#### [What is needed]
Each line below is to be written out in full, exactly as shown.

#### [Material provided]
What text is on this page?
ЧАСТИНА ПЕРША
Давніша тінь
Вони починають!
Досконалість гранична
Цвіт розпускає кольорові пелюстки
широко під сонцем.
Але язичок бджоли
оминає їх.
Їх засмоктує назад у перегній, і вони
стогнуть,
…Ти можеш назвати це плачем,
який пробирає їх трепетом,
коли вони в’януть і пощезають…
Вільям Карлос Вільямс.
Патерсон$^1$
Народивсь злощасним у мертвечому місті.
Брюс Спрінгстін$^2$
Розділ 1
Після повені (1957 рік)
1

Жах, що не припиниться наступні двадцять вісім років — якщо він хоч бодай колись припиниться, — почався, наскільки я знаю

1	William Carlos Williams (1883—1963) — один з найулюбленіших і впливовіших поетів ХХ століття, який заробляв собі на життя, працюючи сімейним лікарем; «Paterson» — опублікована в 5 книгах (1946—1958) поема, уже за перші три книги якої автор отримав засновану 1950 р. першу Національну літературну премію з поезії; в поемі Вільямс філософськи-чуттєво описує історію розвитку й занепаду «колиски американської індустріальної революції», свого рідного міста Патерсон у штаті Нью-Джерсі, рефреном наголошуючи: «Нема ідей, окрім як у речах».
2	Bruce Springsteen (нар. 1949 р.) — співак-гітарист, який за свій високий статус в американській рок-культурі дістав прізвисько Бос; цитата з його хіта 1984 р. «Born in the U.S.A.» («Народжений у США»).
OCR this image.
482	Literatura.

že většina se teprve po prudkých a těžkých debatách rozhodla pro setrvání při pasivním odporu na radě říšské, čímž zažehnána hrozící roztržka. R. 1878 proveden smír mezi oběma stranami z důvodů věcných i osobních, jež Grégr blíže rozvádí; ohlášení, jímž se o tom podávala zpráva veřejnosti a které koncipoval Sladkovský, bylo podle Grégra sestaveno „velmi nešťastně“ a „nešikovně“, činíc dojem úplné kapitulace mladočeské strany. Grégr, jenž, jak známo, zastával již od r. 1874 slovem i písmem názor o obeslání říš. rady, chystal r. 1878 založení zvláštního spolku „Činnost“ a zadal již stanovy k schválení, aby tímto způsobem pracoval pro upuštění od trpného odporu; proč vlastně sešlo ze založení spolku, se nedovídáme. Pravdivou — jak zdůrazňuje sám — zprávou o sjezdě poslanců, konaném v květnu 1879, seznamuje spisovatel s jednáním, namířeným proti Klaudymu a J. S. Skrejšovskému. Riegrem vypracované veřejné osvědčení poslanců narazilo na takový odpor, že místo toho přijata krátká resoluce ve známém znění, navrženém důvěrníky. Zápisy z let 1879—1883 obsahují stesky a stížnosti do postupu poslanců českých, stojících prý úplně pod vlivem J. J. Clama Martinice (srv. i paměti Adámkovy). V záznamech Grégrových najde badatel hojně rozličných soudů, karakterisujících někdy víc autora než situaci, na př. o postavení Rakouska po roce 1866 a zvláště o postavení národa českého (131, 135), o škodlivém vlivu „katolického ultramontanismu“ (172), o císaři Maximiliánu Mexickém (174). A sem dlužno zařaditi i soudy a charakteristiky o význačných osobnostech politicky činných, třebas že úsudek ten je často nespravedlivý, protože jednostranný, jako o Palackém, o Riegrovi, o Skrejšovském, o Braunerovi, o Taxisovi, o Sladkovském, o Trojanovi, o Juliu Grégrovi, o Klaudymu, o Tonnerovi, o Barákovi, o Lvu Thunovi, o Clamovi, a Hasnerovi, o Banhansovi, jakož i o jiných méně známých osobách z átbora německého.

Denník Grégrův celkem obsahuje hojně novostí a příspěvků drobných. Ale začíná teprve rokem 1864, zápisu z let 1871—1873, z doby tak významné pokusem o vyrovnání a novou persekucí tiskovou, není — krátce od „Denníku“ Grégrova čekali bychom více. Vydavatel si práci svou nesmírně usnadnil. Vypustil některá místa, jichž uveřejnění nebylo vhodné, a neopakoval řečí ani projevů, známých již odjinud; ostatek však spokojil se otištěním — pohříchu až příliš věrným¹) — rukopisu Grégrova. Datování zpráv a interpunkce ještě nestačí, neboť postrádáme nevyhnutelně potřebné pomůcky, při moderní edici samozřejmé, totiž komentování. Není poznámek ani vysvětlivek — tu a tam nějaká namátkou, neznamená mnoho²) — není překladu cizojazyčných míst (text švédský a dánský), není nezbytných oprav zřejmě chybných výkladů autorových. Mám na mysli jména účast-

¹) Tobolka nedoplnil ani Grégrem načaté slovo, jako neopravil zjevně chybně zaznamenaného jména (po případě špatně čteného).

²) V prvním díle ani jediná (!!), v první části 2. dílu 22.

#### [Answer to this exercise]
What text is on this page?
ЧАСТИНА ПЕРША
Давніша тінь
Вони починають!
Досконалість гранична
Цвіт розпускає кольорові пелюстки
широко під сонцем.
Але язичок бджоли
оминає їх.
Їх засмоктує назад у перегній, і вони
стогнуть,
…Ти можеш назвати це плачем,
який пробирає їх трепетом,
коли вони в’януть і пощезають…
Вільям Карлос Вільямс.
Патерсон$^1$
Народивсь злощасним у мертвечому місті.
Брюс Спрінгстін$^2$
Розділ 1
Після повені (1957 рік)
1

Жах, що не припиниться наступні двадцять вісім років — якщо він хоч бодай колись припиниться, — почався, наскільки я знаю

1	William Carlos Williams (1883—1963) — один з найулюбленіших і впливовіших поетів ХХ століття, який заробляв собі на життя, працюючи сімейним лікарем; «Paterson» — опублікована в 5 книгах (1946—1958) поема, уже за перші три книги якої автор отримав засновану 1950 р. першу Національну літературну премію з поезії; в поемі Вільямс філософськи-чуттєво описує історію розвитку й занепаду «колиски американської індустріальної революції», свого рідного міста Патерсон у штаті Нью-Джерсі, рефреном наголошуючи: «Нема ідей, окрім як у речах».
2	Bruce Springsteen (нар. 1949 р.) — співак-гітарист, який за свій високий статус в американській рок-культурі дістав прізвисько Бос; цитата з його хіта 1984 р. «Born in the U.S.A.» («Народжений у США»).
OCR this image.
482	Literatura.

že většina se teprve po prudkých a těžkých debatách rozhodla pro setrvání při pasivním odporu na radě říšské, čímž zažehnána hrozící roztržka. R. 1878 proveden smír mezi oběma stranami z důvodů věcných i osobních, jež Grégr blíže rozvádí; ohlášení, jímž se o tom podávala zpráva veřejnosti a které koncipoval Sladkovský, bylo podle Grégra sestaveno „velmi nešťastně“ a „nešikovně“, činíc dojem úplné kapitulace mladočeské strany. Grégr, jenž, jak známo, zastával již od r. 1874 slovem i písmem názor o obeslání říš. rady, chystal r. 1878 založení zvláštního spolku „Činnost“ a zadal již stanovy k schválení, aby tímto způsobem pracoval pro upuštění od trpného odporu; proč vlastně sešlo ze založení spolku, se nedovídáme. Pravdivou — jak zdůrazňuje sám — zprávou o sjezdě poslanců, konaném v květnu 1879, seznamuje spisovatel s jednáním, namířeným proti Klaudymu a J. S. Skrejšovskému. Riegrem vypracované veřejné osvědčení poslanců narazilo na takový odpor, že místo toho přijata krátká resoluce ve známém znění, navrženém důvěrníky. Zápisy z let 1879—1883 obsahují stesky a stížnosti do postupu poslanců českých, stojících prý úplně pod vlivem J. J. Clama Martinice (srv. i paměti Adámkovy). V záznamech Grégrových najde badatel hojně rozličných soudů, karakterisujících někdy víc autora než situaci, na př. o postavení Rakouska po roce 1866 a zvláště o postavení národa českého (131, 135), o škodlivém vlivu „katolického ultramontanismu“ (172), o císaři Maximiliánu Mexickém (174). A sem dlužno zařaditi i soudy a charakteristiky o význačných osobnostech politicky činných, třebas že úsudek ten je často nespravedlivý, protože jednostranný, jako o Palackém, o Riegrovi, o Skrejšovském, o Braunerovi, o Taxisovi, o Sladkovském, o Trojanovi, o Juliu Grégrovi, o Klaudymu, o Tonnerovi, o Barákovi, o Lvu Thunovi, o Clamovi, a Hasnerovi, o Banhansovi, jakož i o jiných méně známých osobách z átbora německého.

Denník Grégrův celkem obsahuje hojně novostí a příspěvků drobných. Ale začíná teprve rokem 1864, zápisu z let 1871—1873, z doby tak významné pokusem o vyrovnání a novou persekucí tiskovou, není — krátce od „Denníku“ Grégrova čekali bychom více. Vydavatel si práci svou nesmírně usnadnil. Vypustil některá místa, jichž uveřejnění nebylo vhodné, a neopakoval řečí ani projevů, známých již odjinud; ostatek však spokojil se otištěním — pohříchu až příliš věrným¹) — rukopisu Grégrova. Datování zpráv a interpunkce ještě nestačí, neboť postrádáme nevyhnutelně potřebné pomůcky, při moderní edici samozřejmé, totiž komentování. Není poznámek ani vysvětlivek — tu a tam nějaká namátkou, neznamená mnoho²) — není překladu cizojazyčných míst (text švédský a dánský), není nezbytných oprav zřejmě chybných výkladů autorových. Mám na mysli jména účast-

¹) Tobolka nedoplnil ani Grégrem načaté slovo, jako neopravil zjevně chybně zaznamenaného jména (po případě špatně čteného).

²) V prvním díle ani jediná (!!), v první části 2. dílu 22.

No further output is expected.